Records

## Begin

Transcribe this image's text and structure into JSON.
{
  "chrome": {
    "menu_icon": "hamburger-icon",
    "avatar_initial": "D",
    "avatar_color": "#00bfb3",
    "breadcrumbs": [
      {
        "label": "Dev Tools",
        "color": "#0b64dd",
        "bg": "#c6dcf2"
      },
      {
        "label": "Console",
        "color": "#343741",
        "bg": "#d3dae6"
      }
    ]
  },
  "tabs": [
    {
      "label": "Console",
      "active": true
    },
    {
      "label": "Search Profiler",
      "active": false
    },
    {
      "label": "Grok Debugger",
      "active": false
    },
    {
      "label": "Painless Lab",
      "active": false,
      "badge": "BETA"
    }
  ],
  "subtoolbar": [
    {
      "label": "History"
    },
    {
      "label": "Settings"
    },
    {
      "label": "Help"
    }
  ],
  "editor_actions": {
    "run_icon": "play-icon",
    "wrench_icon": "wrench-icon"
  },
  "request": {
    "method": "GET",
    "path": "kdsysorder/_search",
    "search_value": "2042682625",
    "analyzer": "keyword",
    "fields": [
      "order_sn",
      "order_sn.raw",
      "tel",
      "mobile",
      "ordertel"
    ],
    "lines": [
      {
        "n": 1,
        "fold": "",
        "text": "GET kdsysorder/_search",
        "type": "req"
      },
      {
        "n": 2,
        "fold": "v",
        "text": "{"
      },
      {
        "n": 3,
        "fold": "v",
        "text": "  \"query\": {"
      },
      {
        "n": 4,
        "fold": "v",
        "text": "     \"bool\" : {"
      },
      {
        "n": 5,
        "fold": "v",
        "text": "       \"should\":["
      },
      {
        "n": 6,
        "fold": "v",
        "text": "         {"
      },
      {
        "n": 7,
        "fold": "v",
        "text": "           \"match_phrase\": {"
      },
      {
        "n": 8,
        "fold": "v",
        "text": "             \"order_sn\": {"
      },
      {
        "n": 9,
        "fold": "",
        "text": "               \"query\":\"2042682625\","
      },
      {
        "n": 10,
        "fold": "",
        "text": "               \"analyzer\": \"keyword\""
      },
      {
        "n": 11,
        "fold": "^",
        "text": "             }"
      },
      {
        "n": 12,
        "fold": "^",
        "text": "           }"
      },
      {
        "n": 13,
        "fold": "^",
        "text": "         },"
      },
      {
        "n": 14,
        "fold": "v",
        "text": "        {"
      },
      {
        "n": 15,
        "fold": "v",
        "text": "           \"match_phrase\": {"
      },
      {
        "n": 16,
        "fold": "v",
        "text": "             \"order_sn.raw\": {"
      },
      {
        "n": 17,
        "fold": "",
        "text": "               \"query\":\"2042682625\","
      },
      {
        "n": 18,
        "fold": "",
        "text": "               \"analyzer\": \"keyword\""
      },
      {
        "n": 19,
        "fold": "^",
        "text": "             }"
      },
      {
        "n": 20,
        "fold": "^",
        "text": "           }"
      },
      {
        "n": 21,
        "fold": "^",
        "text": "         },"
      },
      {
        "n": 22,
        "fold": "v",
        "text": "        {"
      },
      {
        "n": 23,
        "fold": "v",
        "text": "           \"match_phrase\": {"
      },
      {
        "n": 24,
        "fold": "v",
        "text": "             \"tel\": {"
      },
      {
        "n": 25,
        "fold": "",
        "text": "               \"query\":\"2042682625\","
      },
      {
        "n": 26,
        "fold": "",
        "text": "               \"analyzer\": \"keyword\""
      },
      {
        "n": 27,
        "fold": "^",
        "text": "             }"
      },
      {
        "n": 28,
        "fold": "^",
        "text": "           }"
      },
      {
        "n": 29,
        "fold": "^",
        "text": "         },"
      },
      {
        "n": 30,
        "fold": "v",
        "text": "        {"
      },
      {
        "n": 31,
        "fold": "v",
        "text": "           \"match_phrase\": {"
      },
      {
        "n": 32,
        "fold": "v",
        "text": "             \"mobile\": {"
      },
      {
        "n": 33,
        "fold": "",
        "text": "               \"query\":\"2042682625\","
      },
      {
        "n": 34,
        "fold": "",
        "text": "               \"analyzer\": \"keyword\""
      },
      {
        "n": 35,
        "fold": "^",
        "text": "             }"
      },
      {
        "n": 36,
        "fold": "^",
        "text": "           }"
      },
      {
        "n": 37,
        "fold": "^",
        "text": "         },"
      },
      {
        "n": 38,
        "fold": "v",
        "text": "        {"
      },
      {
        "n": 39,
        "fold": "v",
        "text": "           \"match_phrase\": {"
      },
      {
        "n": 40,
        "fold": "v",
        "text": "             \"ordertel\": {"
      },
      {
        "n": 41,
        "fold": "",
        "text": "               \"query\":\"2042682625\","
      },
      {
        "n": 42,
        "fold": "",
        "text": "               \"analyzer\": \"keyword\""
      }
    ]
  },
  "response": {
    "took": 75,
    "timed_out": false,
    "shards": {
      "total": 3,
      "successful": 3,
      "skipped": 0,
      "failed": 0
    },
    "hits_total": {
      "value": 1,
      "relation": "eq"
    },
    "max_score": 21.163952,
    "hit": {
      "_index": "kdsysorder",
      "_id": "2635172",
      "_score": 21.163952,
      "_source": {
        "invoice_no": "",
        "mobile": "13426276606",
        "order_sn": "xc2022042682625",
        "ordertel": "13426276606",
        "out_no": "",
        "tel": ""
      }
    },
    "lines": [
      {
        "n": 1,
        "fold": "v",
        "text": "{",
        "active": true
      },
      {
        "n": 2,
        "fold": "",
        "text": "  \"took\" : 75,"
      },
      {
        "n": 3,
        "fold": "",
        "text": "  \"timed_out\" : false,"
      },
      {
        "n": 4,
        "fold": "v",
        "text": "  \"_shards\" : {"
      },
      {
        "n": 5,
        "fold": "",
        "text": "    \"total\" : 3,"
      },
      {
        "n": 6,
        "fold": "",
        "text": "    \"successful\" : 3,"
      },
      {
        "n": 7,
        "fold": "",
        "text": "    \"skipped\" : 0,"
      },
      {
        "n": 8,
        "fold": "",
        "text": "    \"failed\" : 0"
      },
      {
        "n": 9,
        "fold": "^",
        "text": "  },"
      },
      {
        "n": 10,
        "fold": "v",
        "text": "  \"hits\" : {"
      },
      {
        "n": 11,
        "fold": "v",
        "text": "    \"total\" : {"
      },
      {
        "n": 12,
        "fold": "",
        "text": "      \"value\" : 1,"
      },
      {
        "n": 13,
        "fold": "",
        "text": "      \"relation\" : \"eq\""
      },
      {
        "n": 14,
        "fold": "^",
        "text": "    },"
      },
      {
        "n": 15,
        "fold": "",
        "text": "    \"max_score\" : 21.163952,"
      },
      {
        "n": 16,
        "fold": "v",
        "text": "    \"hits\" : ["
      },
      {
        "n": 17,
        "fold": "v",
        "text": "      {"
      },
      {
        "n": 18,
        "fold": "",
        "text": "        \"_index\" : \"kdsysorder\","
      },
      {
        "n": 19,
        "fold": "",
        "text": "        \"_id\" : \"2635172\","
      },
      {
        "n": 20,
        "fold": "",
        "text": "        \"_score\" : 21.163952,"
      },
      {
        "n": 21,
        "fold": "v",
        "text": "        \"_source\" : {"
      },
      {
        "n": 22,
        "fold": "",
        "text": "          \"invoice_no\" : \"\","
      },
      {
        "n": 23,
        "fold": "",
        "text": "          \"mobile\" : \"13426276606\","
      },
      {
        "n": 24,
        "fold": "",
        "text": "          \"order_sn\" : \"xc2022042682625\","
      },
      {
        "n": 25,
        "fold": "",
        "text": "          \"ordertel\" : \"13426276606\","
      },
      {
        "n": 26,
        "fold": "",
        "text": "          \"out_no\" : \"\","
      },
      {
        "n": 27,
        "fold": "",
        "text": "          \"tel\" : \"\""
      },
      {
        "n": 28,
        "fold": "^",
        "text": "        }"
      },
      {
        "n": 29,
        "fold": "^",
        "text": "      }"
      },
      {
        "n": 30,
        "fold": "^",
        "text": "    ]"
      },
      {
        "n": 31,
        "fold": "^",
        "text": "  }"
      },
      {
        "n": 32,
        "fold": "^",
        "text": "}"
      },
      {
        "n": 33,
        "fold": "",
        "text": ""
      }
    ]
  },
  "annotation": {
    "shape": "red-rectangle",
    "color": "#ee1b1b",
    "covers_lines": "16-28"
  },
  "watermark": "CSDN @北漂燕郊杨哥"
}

## End

> **Your goal**: Take every line containing the word "mobile" and copy it.

> **The completed task**:
      "mobile",
        "text": "             \"mobile\": {"
        "mobile": "13426276606",
        "text": "          \"mobile\" : \"13426276606\","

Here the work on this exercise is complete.